_WHAT YOU ARE ASKED TO DO_:
Among the entries, which lines carry the string "JSON"? Copy each of them.

═════ SUPPLIED ENTRIES

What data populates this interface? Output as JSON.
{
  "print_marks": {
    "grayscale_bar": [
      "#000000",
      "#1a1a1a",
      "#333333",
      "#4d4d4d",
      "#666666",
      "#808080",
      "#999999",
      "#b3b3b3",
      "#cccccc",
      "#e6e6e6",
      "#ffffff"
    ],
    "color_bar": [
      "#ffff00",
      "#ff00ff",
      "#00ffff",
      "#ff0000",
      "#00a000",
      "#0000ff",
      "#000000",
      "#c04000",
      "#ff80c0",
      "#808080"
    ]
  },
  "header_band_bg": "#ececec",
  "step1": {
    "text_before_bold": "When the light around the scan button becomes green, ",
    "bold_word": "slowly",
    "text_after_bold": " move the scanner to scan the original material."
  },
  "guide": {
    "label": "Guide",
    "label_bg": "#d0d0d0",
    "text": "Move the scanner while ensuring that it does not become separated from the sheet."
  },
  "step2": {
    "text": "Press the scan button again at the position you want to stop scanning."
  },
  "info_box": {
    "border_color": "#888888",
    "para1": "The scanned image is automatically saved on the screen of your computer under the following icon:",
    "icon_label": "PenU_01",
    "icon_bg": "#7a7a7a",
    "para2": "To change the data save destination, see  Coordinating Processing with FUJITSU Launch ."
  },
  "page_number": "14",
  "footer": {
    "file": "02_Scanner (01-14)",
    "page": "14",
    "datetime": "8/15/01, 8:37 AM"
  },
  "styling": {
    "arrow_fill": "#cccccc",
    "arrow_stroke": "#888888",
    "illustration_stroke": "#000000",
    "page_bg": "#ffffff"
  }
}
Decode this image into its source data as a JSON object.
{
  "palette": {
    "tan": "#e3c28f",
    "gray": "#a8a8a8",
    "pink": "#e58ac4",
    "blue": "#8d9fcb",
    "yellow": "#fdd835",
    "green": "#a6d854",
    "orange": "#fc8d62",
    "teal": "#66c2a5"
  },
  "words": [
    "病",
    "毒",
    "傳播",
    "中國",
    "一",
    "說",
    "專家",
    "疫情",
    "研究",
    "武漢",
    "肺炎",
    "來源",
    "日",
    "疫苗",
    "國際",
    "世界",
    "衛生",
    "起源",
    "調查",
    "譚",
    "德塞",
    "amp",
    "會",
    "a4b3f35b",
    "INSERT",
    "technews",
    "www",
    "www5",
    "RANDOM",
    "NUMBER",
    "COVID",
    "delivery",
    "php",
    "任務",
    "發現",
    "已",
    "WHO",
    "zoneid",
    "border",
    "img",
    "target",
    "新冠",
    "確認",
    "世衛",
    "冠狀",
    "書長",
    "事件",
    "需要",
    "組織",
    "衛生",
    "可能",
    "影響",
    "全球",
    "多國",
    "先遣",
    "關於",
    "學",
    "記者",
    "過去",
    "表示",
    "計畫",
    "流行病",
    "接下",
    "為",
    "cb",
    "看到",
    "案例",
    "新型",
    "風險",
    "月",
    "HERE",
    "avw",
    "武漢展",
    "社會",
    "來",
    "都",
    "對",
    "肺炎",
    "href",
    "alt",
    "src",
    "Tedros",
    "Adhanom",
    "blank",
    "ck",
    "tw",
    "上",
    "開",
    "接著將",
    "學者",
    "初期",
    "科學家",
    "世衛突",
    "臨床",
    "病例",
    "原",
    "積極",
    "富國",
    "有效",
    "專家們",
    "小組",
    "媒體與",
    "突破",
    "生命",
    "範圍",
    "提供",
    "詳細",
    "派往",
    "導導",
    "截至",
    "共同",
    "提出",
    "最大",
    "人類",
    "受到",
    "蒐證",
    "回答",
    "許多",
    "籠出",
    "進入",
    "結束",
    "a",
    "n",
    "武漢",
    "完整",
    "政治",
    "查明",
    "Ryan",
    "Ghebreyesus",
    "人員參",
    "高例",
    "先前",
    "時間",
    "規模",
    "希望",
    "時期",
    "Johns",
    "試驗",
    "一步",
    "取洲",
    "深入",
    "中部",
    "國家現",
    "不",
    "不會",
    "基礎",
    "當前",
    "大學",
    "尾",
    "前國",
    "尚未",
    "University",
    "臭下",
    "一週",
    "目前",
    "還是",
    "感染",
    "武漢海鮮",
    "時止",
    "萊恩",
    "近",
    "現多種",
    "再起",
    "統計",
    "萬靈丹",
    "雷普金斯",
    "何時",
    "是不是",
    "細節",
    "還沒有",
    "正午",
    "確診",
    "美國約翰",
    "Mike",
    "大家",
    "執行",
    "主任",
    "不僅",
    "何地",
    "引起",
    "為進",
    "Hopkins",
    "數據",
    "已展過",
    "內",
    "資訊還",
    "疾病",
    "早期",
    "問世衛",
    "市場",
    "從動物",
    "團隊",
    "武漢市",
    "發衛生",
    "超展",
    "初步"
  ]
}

══════════

_TASK SOLUTION_:
What data populates this interface? Output as JSON.
Decode this image into its source data as a JSON object.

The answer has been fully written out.